| WHAT THE TASK ASKS |
Lines containing the string "tubo" are to be collected in full.

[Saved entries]
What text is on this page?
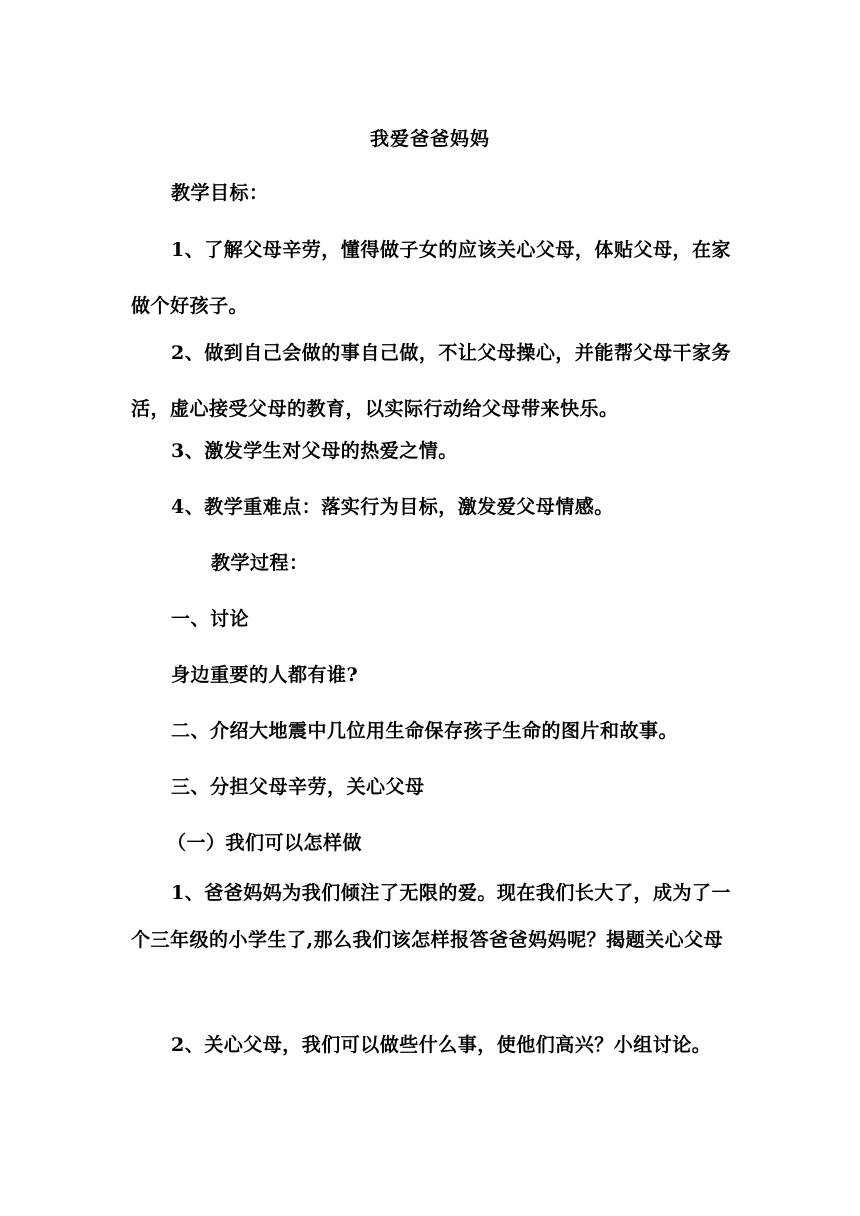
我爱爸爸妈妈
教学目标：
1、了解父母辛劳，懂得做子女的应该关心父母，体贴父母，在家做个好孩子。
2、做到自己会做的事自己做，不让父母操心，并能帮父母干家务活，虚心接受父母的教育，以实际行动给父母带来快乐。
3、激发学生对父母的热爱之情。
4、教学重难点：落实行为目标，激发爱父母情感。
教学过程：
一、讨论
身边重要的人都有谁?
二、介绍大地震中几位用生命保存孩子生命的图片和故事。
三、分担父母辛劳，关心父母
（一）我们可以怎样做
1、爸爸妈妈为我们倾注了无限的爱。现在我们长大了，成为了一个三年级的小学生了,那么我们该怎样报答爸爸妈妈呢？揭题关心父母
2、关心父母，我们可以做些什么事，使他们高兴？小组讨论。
...
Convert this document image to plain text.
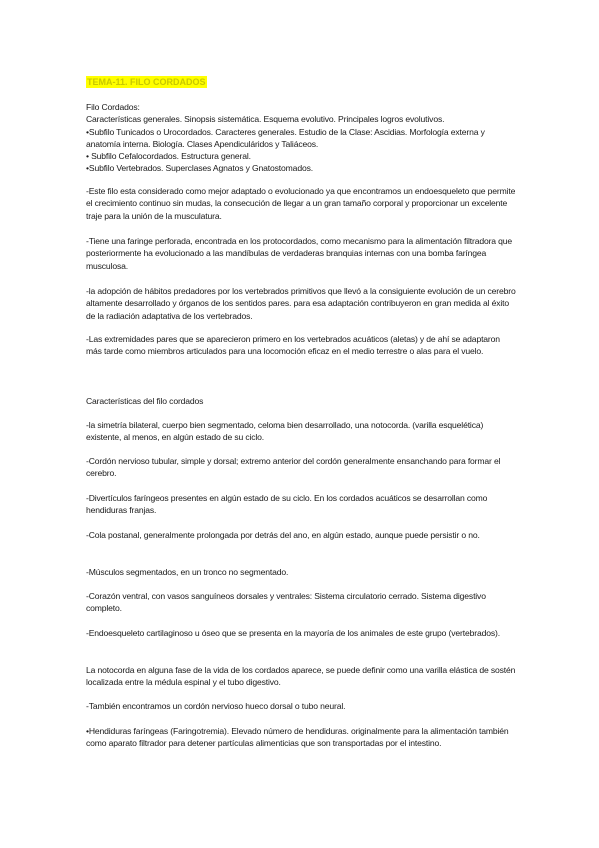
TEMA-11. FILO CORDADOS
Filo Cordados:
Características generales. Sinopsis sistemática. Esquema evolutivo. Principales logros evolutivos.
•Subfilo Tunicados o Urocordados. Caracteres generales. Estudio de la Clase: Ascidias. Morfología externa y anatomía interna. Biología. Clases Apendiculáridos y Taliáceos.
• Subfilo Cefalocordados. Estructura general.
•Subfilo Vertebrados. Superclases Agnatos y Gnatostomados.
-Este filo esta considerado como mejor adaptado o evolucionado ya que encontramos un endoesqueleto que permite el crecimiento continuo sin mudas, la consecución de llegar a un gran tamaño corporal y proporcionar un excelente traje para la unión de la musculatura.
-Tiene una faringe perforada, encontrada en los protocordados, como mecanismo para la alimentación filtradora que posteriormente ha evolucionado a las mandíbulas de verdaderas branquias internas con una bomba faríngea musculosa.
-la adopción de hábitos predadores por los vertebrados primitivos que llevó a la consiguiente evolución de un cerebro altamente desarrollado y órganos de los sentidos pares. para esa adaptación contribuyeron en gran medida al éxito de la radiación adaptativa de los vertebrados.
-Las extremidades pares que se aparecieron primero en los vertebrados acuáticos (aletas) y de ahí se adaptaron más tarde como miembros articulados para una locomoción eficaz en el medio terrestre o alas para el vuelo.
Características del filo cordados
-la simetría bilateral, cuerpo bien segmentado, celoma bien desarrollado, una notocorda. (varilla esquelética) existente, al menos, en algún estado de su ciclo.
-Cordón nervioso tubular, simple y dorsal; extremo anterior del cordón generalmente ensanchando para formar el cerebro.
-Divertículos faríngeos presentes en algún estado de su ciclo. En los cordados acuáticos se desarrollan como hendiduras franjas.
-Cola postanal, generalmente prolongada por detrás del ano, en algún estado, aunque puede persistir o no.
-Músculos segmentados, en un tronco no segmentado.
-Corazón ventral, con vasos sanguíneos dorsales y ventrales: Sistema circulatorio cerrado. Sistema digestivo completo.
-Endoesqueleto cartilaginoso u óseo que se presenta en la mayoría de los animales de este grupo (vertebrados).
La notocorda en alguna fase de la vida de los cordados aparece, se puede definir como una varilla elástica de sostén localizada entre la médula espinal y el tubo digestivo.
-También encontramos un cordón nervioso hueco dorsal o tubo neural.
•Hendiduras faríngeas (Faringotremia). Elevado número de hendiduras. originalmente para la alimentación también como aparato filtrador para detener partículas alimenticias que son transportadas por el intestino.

| ANSWER TO THIS EXERCISE |
La notocorda en alguna fase de la vida de los cordados aparece, se puede definir como una varilla elástica de sostén localizada entre la médula espinal y el tubo digestivo.
-También encontramos un cordón nervioso hueco dorsal o tubo neural.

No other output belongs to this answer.